Exercise directions
Drop the pictures, then extract the listing word for word.

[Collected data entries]
[START]
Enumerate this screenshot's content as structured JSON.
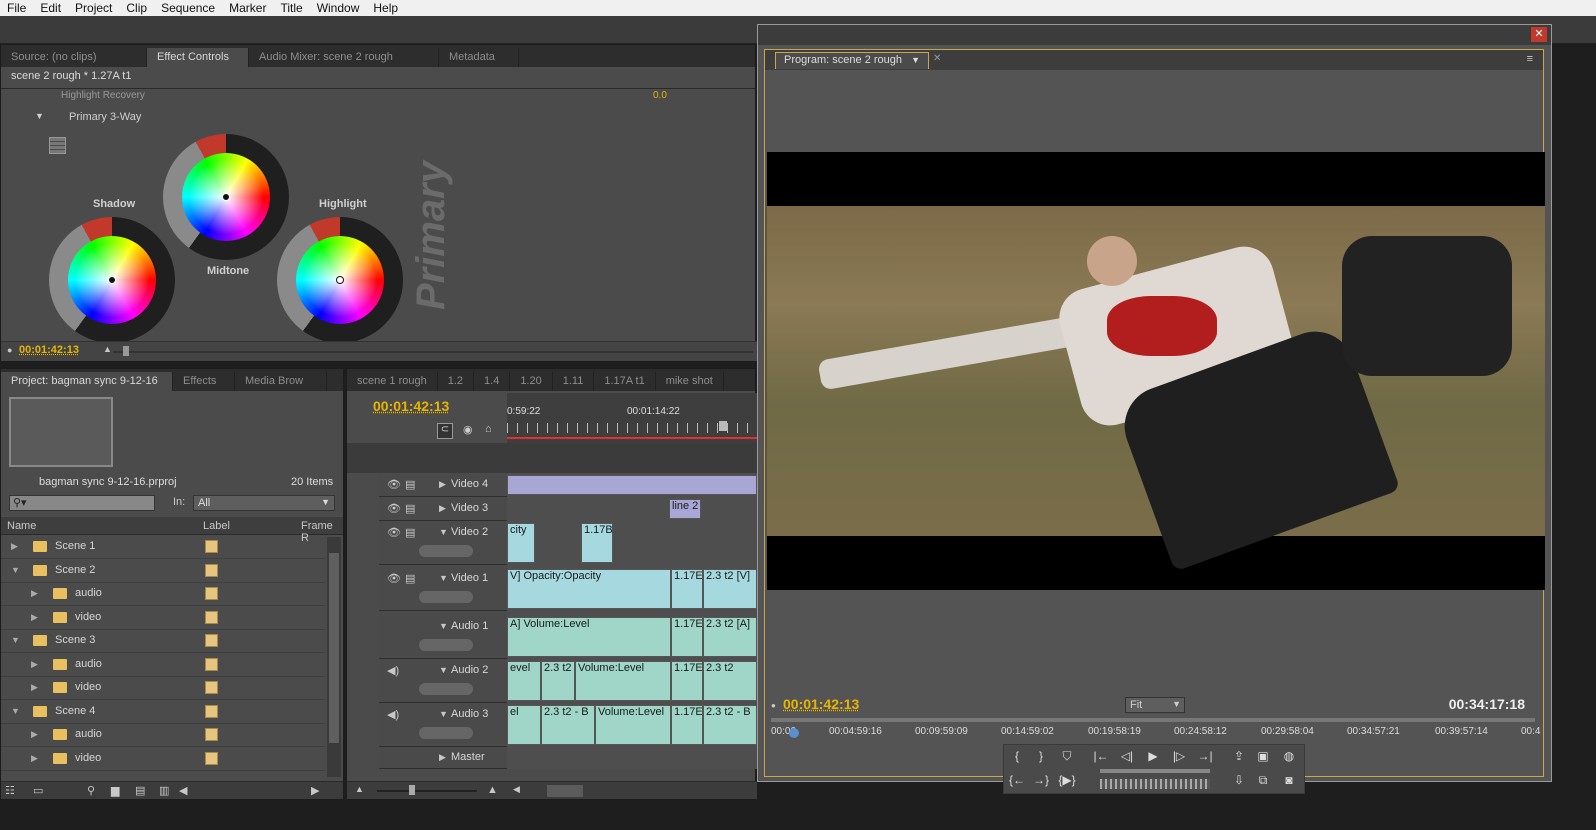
{
  "menu": [
    "File",
    "Edit",
    "Project",
    "Clip",
    "Sequence",
    "Marker",
    "Title",
    "Window",
    "Help"
  ],
  "source_panel": {
    "tabs": [
      "Source: (no clips)",
      "Effect Controls",
      "Audio Mixer: scene 2 rough",
      "Metadata"
    ],
    "active_tab": 1,
    "clip_header": "scene 2 rough * 1.27A t1",
    "partial_row": "Highlight Recovery",
    "partial_value": "0.0",
    "section": "Primary 3-Way",
    "wheels": {
      "shadow": "Shadow",
      "midtone": "Midtone",
      "highlight": "Highlight"
    },
    "watermark": "Primary",
    "timecode": "00:01:42:13"
  },
  "project": {
    "tabs": [
      "Project: bagman sync 9-12-16",
      "Effects",
      "Media Brow"
    ],
    "filename": "bagman sync 9-12-16.prproj",
    "items_count": "20 Items",
    "in_label": "In:",
    "in_value": "All",
    "columns": [
      "Name",
      "Label",
      "Frame R"
    ],
    "rows": [
      {
        "name": "Scene 1",
        "expanded": false,
        "level": 0
      },
      {
        "name": "Scene 2",
        "expanded": true,
        "level": 0
      },
      {
        "name": "audio",
        "expanded": false,
        "level": 1
      },
      {
        "name": "video",
        "expanded": false,
        "level": 1
      },
      {
        "name": "Scene 3",
        "expanded": true,
        "level": 0
      },
      {
        "name": "audio",
        "expanded": false,
        "level": 1
      },
      {
        "name": "video",
        "expanded": false,
        "level": 1
      },
      {
        "name": "Scene 4",
        "expanded": true,
        "level": 0
      },
      {
        "name": "audio",
        "expanded": false,
        "level": 1
      },
      {
        "name": "video",
        "expanded": false,
        "level": 1
      }
    ]
  },
  "timeline": {
    "tabs": [
      "scene 1 rough",
      "1.2",
      "1.4",
      "1.20",
      "1.11",
      "1.17A t1",
      "mike shot"
    ],
    "timecode": "00:01:42:13",
    "ruler": [
      "0:59:22",
      "00:01:14:22"
    ],
    "tracks": [
      "Video 4",
      "Video 3",
      "Video 2",
      "Video 1",
      "Audio 1",
      "Audio 2",
      "Audio 3",
      "Master"
    ],
    "clips": {
      "v3": "line 2",
      "v2a": "city",
      "v2b": "1.17B",
      "v1a": "V] Opacity:Opacity",
      "v1b": "1.17E",
      "v1c": "2.3 t2 [V]",
      "a1a": "A] Volume:Level",
      "a1b": "1.17E",
      "a1c": "2.3 t2 [A]",
      "a2a": "evel",
      "a2b": "2.3 t2",
      "a2c": "Volume:Level",
      "a2d": "1.17E",
      "a2e": "2.3 t2",
      "a3a": "el",
      "a3b": "2.3 t2 - B",
      "a3c": "Volume:Level",
      "a3d": "1.17E",
      "a3e": "2.3 t2 - B"
    }
  },
  "program": {
    "title": "Program: scene 2 rough",
    "timecode": "00:01:42:13",
    "fit": "Fit",
    "duration": "00:34:17:18",
    "ruler": [
      "00:00",
      "00:04:59:16",
      "00:09:59:09",
      "00:14:59:02",
      "00:19:58:19",
      "00:24:58:12",
      "00:29:58:04",
      "00:34:57:21",
      "00:39:57:14",
      "00:4"
    ]
  }
}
[END]
Worked solution
Enumerate this screenshot's content as structured JSON.
{
  "menu": [
    "File",
    "Edit",
    "Project",
    "Clip",
    "Sequence",
    "Marker",
    "Title",
    "Window",
    "Help"
  ],
  "source_panel": {
    "tabs": [
      "Source: (no clips)",
      "Effect Controls",
      "Audio Mixer: scene 2 rough",
      "Metadata"
    ],
    "active_tab": 1,
    "clip_header": "scene 2 rough * 1.27A t1",
    "partial_row": "Highlight Recovery",
    "partial_value": "0.0",
    "section": "Primary 3-Way",
    "wheels": {
      "shadow": "Shadow",
      "midtone": "Midtone",
      "highlight": "Highlight"
    },
    "watermark": "Primary",
    "timecode": "00:01:42:13"
  },
  "project": {
    "tabs": [
      "Project: bagman sync 9-12-16",
      "Effects",
      "Media Brow"
    ],
    "filename": "bagman sync 9-12-16.prproj",
    "items_count": "20 Items",
    "in_label": "In:",
    "in_value": "All",
    "columns": [
      "Name",
      "Label",
      "Frame R"
    ],
    "rows": [
      {
        "name": "Scene 1",
        "expanded": false,
        "level": 0
      },
      {
        "name": "Scene 2",
        "expanded": true,
        "level": 0
      },
      {
        "name": "audio",
        "expanded": false,
        "level": 1
      },
      {
        "name": "video",
        "expanded": false,
        "level": 1
      },
      {
        "name": "Scene 3",
        "expanded": true,
        "level": 0
      },
      {
        "name": "audio",
        "expanded": false,
        "level": 1
      },
      {
        "name": "video",
        "expanded": false,
        "level": 1
      },
      {
        "name": "Scene 4",
        "expanded": true,
        "level": 0
      },
      {
        "name": "audio",
        "expanded": false,
        "level": 1
      },
      {
        "name": "video",
        "expanded": false,
        "level": 1
      }
    ]
  },
  "timeline": {
    "tabs": [
      "scene 1 rough",
      "1.2",
      "1.4",
      "1.20",
      "1.11",
      "1.17A t1",
      "mike shot"
    ],
    "timecode": "00:01:42:13",
    "ruler": [
      "0:59:22",
      "00:01:14:22"
    ],
    "tracks": [
      "Video 4",
      "Video 3",
      "Video 2",
      "Video 1",
      "Audio 1",
      "Audio 2",
      "Audio 3",
      "Master"
    ],
    "clips": {
      "v3": "line 2",
      "v2a": "city",
      "v2b": "1.17B",
      "v1a": "V] Opacity:Opacity",
      "v1b": "1.17E",
      "v1c": "2.3 t2 [V]",
      "a1a": "A] Volume:Level",
      "a1b": "1.17E",
      "a1c": "2.3 t2 [A]",
      "a2a": "evel",
      "a2b": "2.3 t2",
      "a2c": "Volume:Level",
      "a2d": "1.17E",
      "a2e": "2.3 t2",
      "a3a": "el",
      "a3b": "2.3 t2 - B",
      "a3c": "Volume:Level",
      "a3d": "1.17E",
      "a3e": "2.3 t2 - B"
    }
  },
  "program": {
    "title": "Program: scene 2 rough",
    "timecode": "00:01:42:13",
    "fit": "Fit",
    "duration": "00:34:17:18",
    "ruler": [
      "00:00",
      "00:04:59:16",
      "00:09:59:09",
      "00:14:59:02",
      "00:19:58:19",
      "00:24:58:12",
      "00:29:58:04",
      "00:34:57:21",
      "00:39:57:14",
      "00:4"
    ]
  }
}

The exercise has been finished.